Given exercise:
An exact copy of the records is required, minus the pictures they hold.
★ ★ ★ ★ ★
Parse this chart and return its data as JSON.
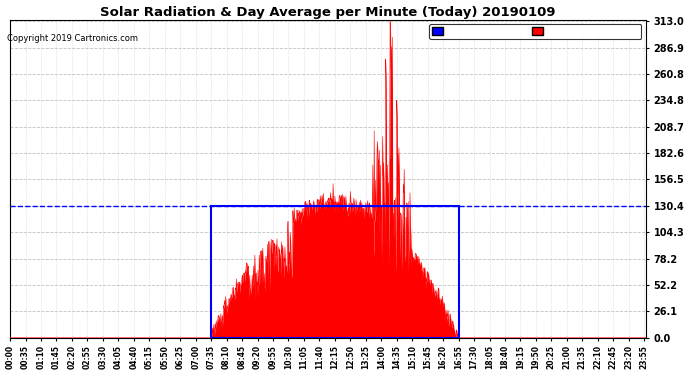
{
  "title": "Solar Radiation & Day Average per Minute (Today) 20190109",
  "copyright": "Copyright 2019 Cartronics.com",
  "yticks": [
    0.0,
    26.1,
    52.2,
    78.2,
    104.3,
    130.4,
    156.5,
    182.6,
    208.7,
    234.8,
    260.8,
    286.9,
    313.0
  ],
  "ymax": 313.0,
  "radiation_color": "#FF0000",
  "median_color": "#0000FF",
  "bg_color": "#FFFFFF",
  "grid_color": "#AAAAAA",
  "legend_median_bg": "#0000FF",
  "legend_radiation_bg": "#FF0000",
  "blue_rect_color": "#0000FF",
  "minutes_per_day": 1440,
  "sunrise_minute": 455,
  "sunset_minute": 1015,
  "median_value": 130.4,
  "peak_minute": 865,
  "peak_value": 313.0,
  "xtick_start": 0,
  "xtick_step": 35,
  "figwidth": 6.9,
  "figheight": 3.75,
  "dpi": 100
}
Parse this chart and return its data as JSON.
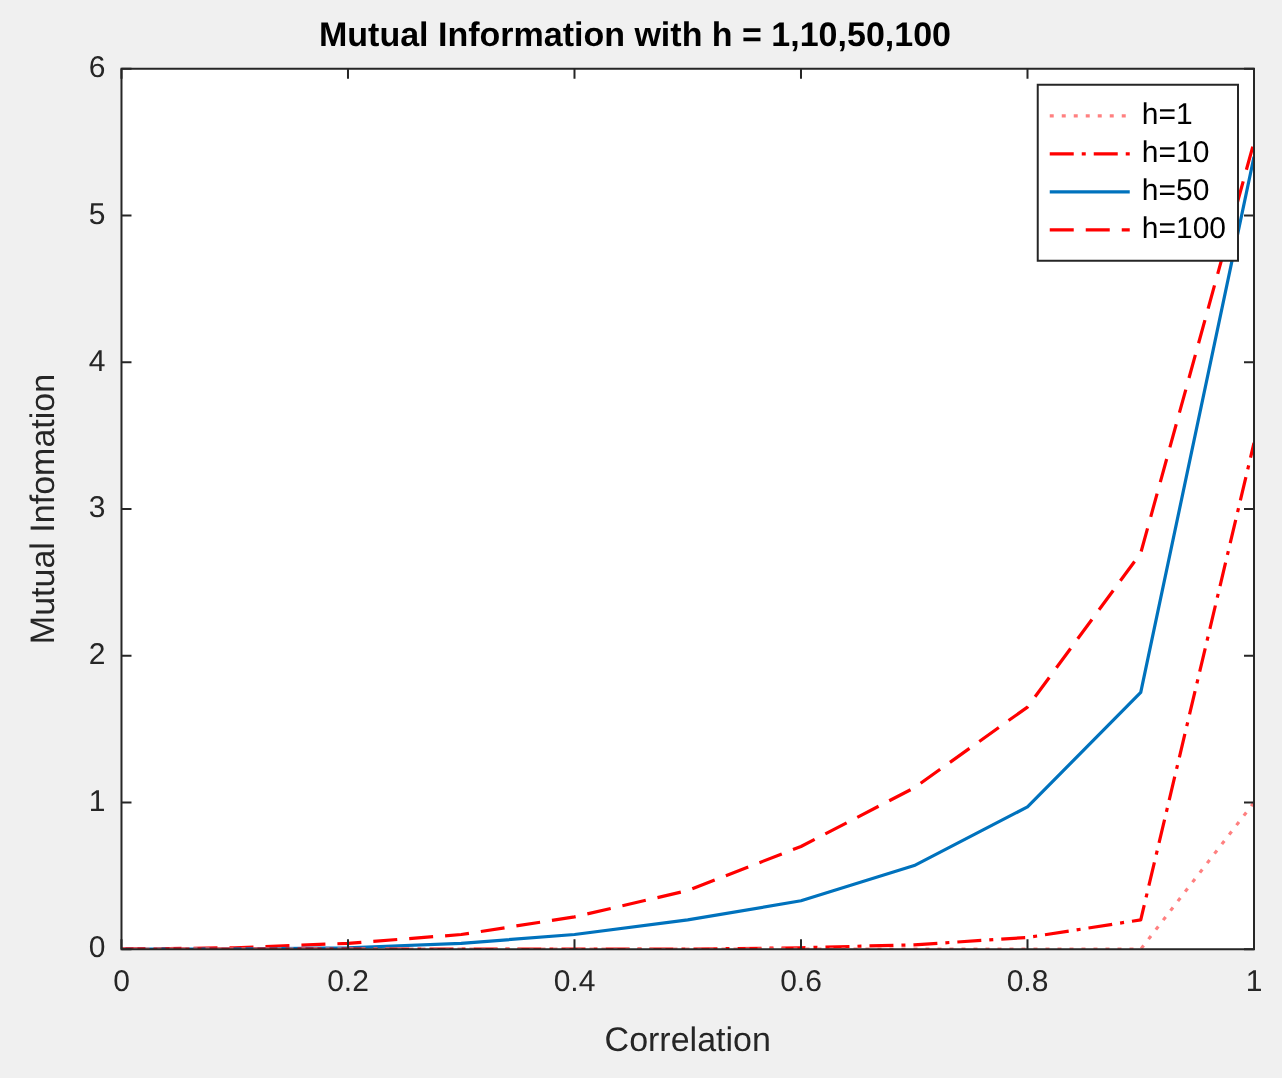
{
  "chart_data": {
    "type": "line",
    "title": "Mutual Information with h = 1,10,50,100",
    "xlabel": "Correlation",
    "ylabel": "Mutual Infomation",
    "x": [
      0,
      0.1,
      0.2,
      0.3,
      0.4,
      0.5,
      0.6,
      0.7,
      0.8,
      0.9,
      1
    ],
    "series": [
      {
        "name": "h=1",
        "color": "#ff8080",
        "line_style": "dotted",
        "values": [
          0,
          0,
          0,
          0,
          0,
          0,
          0,
          0,
          0,
          0,
          1.0
        ]
      },
      {
        "name": "h=10",
        "color": "#ff0000",
        "line_style": "dashdot",
        "values": [
          0,
          0,
          0,
          0,
          0,
          0,
          0.01,
          0.03,
          0.08,
          0.2,
          3.45
        ]
      },
      {
        "name": "h=50",
        "color": "#0072bd",
        "line_style": "solid",
        "values": [
          0,
          0,
          0.01,
          0.04,
          0.1,
          0.2,
          0.33,
          0.57,
          0.97,
          1.75,
          5.4
        ]
      },
      {
        "name": "h=100",
        "color": "#ff0000",
        "line_style": "dashed",
        "values": [
          0,
          0.01,
          0.04,
          0.1,
          0.22,
          0.4,
          0.7,
          1.1,
          1.65,
          2.7,
          5.5
        ]
      }
    ],
    "xlim": [
      0,
      1
    ],
    "xticks": [
      0,
      0.2,
      0.4,
      0.6,
      0.8,
      1
    ],
    "ylim": [
      0,
      6
    ],
    "yticks": [
      0,
      1,
      2,
      3,
      4,
      5,
      6
    ],
    "grid": false,
    "legend": "top right",
    "marker": "none"
  }
}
★ ★ ★ ★ ★
Written response:
Parse this chart and return its data as JSON.
{
  "title": "Solar Radiation & Day Average per Minute (Today) 20190109",
  "copyright": "Copyright 2019 Cartronics.com",
  "yticks": [
    0.0,
    26.1,
    52.2,
    78.2,
    104.3,
    130.4,
    156.5,
    182.6,
    208.7,
    234.8,
    260.8,
    286.9,
    313.0
  ],
  "ymax": 313.0,
  "radiation_color": "#FF0000",
  "median_color": "#0000FF",
  "bg_color": "#FFFFFF",
  "grid_color": "#AAAAAA",
  "legend_median_bg": "#0000FF",
  "legend_radiation_bg": "#FF0000",
  "blue_rect_color": "#0000FF",
  "minutes_per_day": 1440,
  "sunrise_minute": 455,
  "sunset_minute": 1015,
  "median_value": 130.4,
  "peak_minute": 865,
  "peak_value": 313.0,
  "xtick_start": 0,
  "xtick_step": 35,
  "figwidth": 6.9,
  "figheight": 3.75,
  "dpi": 100
}
Parse this chart and return its data as JSON.
{
  "chart_data": {
    "type": "line",
    "title": "Mutual Information with h = 1,10,50,100",
    "xlabel": "Correlation",
    "ylabel": "Mutual Infomation",
    "x": [
      0,
      0.1,
      0.2,
      0.3,
      0.4,
      0.5,
      0.6,
      0.7,
      0.8,
      0.9,
      1
    ],
    "series": [
      {
        "name": "h=1",
        "color": "#ff8080",
        "line_style": "dotted",
        "values": [
          0,
          0,
          0,
          0,
          0,
          0,
          0,
          0,
          0,
          0,
          1.0
        ]
      },
      {
        "name": "h=10",
        "color": "#ff0000",
        "line_style": "dashdot",
        "values": [
          0,
          0,
          0,
          0,
          0,
          0,
          0.01,
          0.03,
          0.08,
          0.2,
          3.45
        ]
      },
      {
        "name": "h=50",
        "color": "#0072bd",
        "line_style": "solid",
        "values": [
          0,
          0,
          0.01,
          0.04,
          0.1,
          0.2,
          0.33,
          0.57,
          0.97,
          1.75,
          5.4
        ]
      },
      {
        "name": "h=100",
        "color": "#ff0000",
        "line_style": "dashed",
        "values": [
          0,
          0.01,
          0.04,
          0.1,
          0.22,
          0.4,
          0.7,
          1.1,
          1.65,
          2.7,
          5.5
        ]
      }
    ],
    "xlim": [
      0,
      1
    ],
    "xticks": [
      0,
      0.2,
      0.4,
      0.6,
      0.8,
      1
    ],
    "ylim": [
      0,
      6
    ],
    "yticks": [
      0,
      1,
      2,
      3,
      4,
      5,
      6
    ],
    "grid": false,
    "legend": "top right",
    "marker": "none"
  }
}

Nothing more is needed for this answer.